» **Prompt**: Print each line of the listing once more, precisely as given.

» **Provided data**:

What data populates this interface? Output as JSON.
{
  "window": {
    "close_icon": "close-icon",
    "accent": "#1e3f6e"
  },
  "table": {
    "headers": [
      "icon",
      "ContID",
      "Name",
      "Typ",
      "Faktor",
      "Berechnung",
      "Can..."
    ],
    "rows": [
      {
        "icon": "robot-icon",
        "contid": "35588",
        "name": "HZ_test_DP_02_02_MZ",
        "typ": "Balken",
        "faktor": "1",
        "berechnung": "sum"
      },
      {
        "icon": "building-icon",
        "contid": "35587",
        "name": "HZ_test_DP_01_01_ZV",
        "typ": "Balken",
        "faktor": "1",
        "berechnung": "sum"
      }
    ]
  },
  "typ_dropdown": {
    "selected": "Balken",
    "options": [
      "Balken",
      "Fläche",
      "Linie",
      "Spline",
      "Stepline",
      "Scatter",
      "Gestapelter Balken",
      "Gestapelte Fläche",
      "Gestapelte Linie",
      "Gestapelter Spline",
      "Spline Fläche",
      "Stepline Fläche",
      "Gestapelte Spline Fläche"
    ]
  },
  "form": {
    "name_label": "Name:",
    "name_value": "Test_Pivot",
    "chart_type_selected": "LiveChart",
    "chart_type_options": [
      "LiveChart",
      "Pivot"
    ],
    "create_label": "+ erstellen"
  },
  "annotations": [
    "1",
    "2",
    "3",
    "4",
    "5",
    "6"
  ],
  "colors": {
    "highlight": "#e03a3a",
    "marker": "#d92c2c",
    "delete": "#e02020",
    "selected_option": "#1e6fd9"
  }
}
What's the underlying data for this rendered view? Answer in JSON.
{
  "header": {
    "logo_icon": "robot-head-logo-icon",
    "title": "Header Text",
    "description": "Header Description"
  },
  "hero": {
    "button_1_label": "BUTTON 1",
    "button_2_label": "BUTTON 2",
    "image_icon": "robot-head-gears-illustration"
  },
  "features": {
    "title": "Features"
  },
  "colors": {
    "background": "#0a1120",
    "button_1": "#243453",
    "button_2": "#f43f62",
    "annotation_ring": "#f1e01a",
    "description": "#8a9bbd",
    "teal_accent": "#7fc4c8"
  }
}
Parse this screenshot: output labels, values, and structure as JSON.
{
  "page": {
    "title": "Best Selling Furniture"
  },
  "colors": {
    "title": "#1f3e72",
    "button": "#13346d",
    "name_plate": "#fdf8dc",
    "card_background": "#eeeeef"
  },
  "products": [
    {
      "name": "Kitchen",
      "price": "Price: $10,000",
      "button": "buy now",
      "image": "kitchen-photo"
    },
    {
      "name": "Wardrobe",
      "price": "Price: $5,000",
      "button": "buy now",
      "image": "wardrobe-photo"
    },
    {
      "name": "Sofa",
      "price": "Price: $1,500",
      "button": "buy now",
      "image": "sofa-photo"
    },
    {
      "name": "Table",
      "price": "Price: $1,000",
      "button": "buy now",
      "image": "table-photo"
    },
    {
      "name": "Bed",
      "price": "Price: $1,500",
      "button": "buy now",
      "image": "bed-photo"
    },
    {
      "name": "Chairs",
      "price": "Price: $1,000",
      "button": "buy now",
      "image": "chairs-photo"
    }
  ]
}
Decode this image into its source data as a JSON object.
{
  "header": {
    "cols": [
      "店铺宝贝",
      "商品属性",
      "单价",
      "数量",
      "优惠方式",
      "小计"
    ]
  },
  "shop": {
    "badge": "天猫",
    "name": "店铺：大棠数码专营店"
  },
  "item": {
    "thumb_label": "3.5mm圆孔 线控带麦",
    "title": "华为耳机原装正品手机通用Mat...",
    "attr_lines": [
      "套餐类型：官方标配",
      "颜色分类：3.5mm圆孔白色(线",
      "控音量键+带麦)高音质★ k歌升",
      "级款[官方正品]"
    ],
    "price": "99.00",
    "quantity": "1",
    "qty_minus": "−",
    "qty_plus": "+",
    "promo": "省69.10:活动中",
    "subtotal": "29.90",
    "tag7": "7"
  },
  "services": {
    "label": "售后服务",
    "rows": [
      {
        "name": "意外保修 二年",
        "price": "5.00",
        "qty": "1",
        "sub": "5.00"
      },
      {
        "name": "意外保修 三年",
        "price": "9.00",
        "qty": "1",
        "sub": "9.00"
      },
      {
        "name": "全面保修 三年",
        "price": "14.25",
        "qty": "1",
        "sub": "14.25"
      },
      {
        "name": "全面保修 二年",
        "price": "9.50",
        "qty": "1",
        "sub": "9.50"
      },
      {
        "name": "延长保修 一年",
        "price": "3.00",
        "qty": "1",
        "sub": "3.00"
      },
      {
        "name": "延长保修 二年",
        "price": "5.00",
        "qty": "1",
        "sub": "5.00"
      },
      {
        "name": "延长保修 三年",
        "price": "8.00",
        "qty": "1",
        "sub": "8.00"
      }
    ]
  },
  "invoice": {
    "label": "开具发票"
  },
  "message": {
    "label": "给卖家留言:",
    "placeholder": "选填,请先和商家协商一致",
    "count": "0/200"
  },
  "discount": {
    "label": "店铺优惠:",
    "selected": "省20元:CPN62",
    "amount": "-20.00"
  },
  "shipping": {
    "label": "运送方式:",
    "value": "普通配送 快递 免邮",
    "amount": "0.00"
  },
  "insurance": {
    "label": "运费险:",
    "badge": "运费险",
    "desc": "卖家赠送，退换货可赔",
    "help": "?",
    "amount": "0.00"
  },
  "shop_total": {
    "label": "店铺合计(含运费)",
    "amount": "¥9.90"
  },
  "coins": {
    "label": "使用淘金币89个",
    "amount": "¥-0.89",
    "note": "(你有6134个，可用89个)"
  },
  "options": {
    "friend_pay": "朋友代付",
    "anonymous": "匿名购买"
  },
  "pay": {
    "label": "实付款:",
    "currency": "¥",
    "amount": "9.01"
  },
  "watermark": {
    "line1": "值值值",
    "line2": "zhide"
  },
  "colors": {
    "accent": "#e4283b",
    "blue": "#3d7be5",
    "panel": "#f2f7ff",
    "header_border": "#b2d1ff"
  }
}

» **Task result**:
What data populates this interface? Output as JSON.
{
  "window": {
    "close_icon": "close-icon",
    "accent": "#1e3f6e"
  },
  "table": {
    "headers": [
      "icon",
      "ContID",
      "Name",
      "Typ",
      "Faktor",
      "Berechnung",
      "Can..."
    ],
    "rows": [
      {
        "icon": "robot-icon",
        "contid": "35588",
        "name": "HZ_test_DP_02_02_MZ",
        "typ": "Balken",
        "faktor": "1",
        "berechnung": "sum"
      },
      {
        "icon": "building-icon",
        "contid": "35587",
        "name": "HZ_test_DP_01_01_ZV",
        "typ": "Balken",
        "faktor": "1",
        "berechnung": "sum"
      }
    ]
  },
  "typ_dropdown": {
    "selected": "Balken",
    "options": [
      "Balken",
      "Fläche",
      "Linie",
      "Spline",
      "Stepline",
      "Scatter",
      "Gestapelter Balken",
      "Gestapelte Fläche",
      "Gestapelte Linie",
      "Gestapelter Spline",
      "Spline Fläche",
      "Stepline Fläche",
      "Gestapelte Spline Fläche"
    ]
  },
  "form": {
    "name_label": "Name:",
    "name_value": "Test_Pivot",
    "chart_type_selected": "LiveChart",
    "chart_type_options": [
      "LiveChart",
      "Pivot"
    ],
    "create_label": "+ erstellen"
  },
  "annotations": [
    "1",
    "2",
    "3",
    "4",
    "5",
    "6"
  ],
  "colors": {
    "highlight": "#e03a3a",
    "marker": "#d92c2c",
    "delete": "#e02020",
    "selected_option": "#1e6fd9"
  }
}
What's the underlying data for this rendered view? Answer in JSON.
{
  "header": {
    "logo_icon": "robot-head-logo-icon",
    "title": "Header Text",
    "description": "Header Description"
  },
  "hero": {
    "button_1_label": "BUTTON 1",
    "button_2_label": "BUTTON 2",
    "image_icon": "robot-head-gears-illustration"
  },
  "features": {
    "title": "Features"
  },
  "colors": {
    "background": "#0a1120",
    "button_1": "#243453",
    "button_2": "#f43f62",
    "annotation_ring": "#f1e01a",
    "description": "#8a9bbd",
    "teal_accent": "#7fc4c8"
  }
}
Parse this screenshot: output labels, values, and structure as JSON.
{
  "page": {
    "title": "Best Selling Furniture"
  },
  "colors": {
    "title": "#1f3e72",
    "button": "#13346d",
    "name_plate": "#fdf8dc",
    "card_background": "#eeeeef"
  },
  "products": [
    {
      "name": "Kitchen",
      "price": "Price: $10,000",
      "button": "buy now",
      "image": "kitchen-photo"
    },
    {
      "name": "Wardrobe",
      "price": "Price: $5,000",
      "button": "buy now",
      "image": "wardrobe-photo"
    },
    {
      "name": "Sofa",
      "price": "Price: $1,500",
      "button": "buy now",
      "image": "sofa-photo"
    },
    {
      "name": "Table",
      "price": "Price: $1,000",
      "button": "buy now",
      "image": "table-photo"
    },
    {
      "name": "Bed",
      "price": "Price: $1,500",
      "button": "buy now",
      "image": "bed-photo"
    },
    {
      "name": "Chairs",
      "price": "Price: $1,000",
      "button": "buy now",
      "image": "chairs-photo"
    }
  ]
}
Decode this image into its source data as a JSON object.
{
  "header": {
    "cols": [
      "店铺宝贝",
      "商品属性",
      "单价",
      "数量",
      "优惠方式",
      "小计"
    ]
  },
  "shop": {
    "badge": "天猫",
    "name": "店铺：大棠数码专营店"
  },
  "item": {
    "thumb_label": "3.5mm圆孔 线控带麦",
    "title": "华为耳机原装正品手机通用Mat...",
    "attr_lines": [
      "套餐类型：官方标配",
      "颜色分类：3.5mm圆孔白色(线",
      "控音量键+带麦)高音质★ k歌升",
      "级款[官方正品]"
    ],
    "price": "99.00",
    "quantity": "1",
    "qty_minus": "−",
    "qty_plus": "+",
    "promo": "省69.10:活动中",
    "subtotal": "29.90",
    "tag7": "7"
  },
  "services": {
    "label": "售后服务",
    "rows": [
      {
        "name": "意外保修 二年",
        "price": "5.00",
        "qty": "1",
        "sub": "5.00"
      },
      {
        "name": "意外保修 三年",
        "price": "9.00",
        "qty": "1",
        "sub": "9.00"
      },
      {
        "name": "全面保修 三年",
        "price": "14.25",
        "qty": "1",
        "sub": "14.25"
      },
      {
        "name": "全面保修 二年",
        "price": "9.50",
        "qty": "1",
        "sub": "9.50"
      },
      {
        "name": "延长保修 一年",
        "price": "3.00",
        "qty": "1",
        "sub": "3.00"
      },
      {
        "name": "延长保修 二年",
        "price": "5.00",
        "qty": "1",
        "sub": "5.00"
      },
      {
        "name": "延长保修 三年",
        "price": "8.00",
        "qty": "1",
        "sub": "8.00"
      }
    ]
  },
  "invoice": {
    "label": "开具发票"
  },
  "message": {
    "label": "给卖家留言:",
    "placeholder": "选填,请先和商家协商一致",
    "count": "0/200"
  },
  "discount": {
    "label": "店铺优惠:",
    "selected": "省20元:CPN62",
    "amount": "-20.00"
  },
  "shipping": {
    "label": "运送方式:",
    "value": "普通配送 快递 免邮",
    "amount": "0.00"
  },
  "insurance": {
    "label": "运费险:",
    "badge": "运费险",
    "desc": "卖家赠送，退换货可赔",
    "help": "?",
    "amount": "0.00"
  },
  "shop_total": {
    "label": "店铺合计(含运费)",
    "amount": "¥9.90"
  },
  "coins": {
    "label": "使用淘金币89个",
    "amount": "¥-0.89",
    "note": "(你有6134个，可用89个)"
  },
  "options": {
    "friend_pay": "朋友代付",
    "anonymous": "匿名购买"
  },
  "pay": {
    "label": "实付款:",
    "currency": "¥",
    "amount": "9.01"
  },
  "watermark": {
    "line1": "值值值",
    "line2": "zhide"
  },
  "colors": {
    "accent": "#e4283b",
    "blue": "#3d7be5",
    "panel": "#f2f7ff",
    "header_border": "#b2d1ff"
  }
}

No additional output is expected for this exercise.